**INFORMATION SUPPLIED:**

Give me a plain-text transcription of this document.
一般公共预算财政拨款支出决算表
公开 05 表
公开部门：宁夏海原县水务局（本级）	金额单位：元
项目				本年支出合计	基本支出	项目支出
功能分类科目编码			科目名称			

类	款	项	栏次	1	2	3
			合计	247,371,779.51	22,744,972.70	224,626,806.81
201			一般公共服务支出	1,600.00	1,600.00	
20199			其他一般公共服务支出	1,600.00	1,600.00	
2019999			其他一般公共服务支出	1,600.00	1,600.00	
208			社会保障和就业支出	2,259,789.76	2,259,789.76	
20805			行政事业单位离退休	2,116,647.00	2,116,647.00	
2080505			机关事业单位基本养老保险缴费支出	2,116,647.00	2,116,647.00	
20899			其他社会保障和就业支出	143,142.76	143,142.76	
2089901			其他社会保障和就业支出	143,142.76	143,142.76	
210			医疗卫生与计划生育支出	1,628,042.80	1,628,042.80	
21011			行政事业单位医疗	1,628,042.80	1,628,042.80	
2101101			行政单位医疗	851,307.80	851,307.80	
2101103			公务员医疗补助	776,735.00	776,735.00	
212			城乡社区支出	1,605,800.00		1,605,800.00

**TASK OBJECTIVE:**
Type out the full listing again, exactly as given.

**SOLUTION:**
Give me a plain-text transcription of this document.
一般公共预算财政拨款支出决算表
公开 05 表
公开部门：宁夏海原县水务局（本级）	金额单位：元
项目				本年支出合计	基本支出	项目支出
功能分类科目编码			科目名称			

类	款	项	栏次	1	2	3
			合计	247,371,779.51	22,744,972.70	224,626,806.81
201			一般公共服务支出	1,600.00	1,600.00	
20199			其他一般公共服务支出	1,600.00	1,600.00	
2019999			其他一般公共服务支出	1,600.00	1,600.00	
208			社会保障和就业支出	2,259,789.76	2,259,789.76	
20805			行政事业单位离退休	2,116,647.00	2,116,647.00	
2080505			机关事业单位基本养老保险缴费支出	2,116,647.00	2,116,647.00	
20899			其他社会保障和就业支出	143,142.76	143,142.76	
2089901			其他社会保障和就业支出	143,142.76	143,142.76	
210			医疗卫生与计划生育支出	1,628,042.80	1,628,042.80	
21011			行政事业单位医疗	1,628,042.80	1,628,042.80	
2101101			行政单位医疗	851,307.80	851,307.80	
2101103			公务员医疗补助	776,735.00	776,735.00	
212			城乡社区支出	1,605,800.00		1,605,800.00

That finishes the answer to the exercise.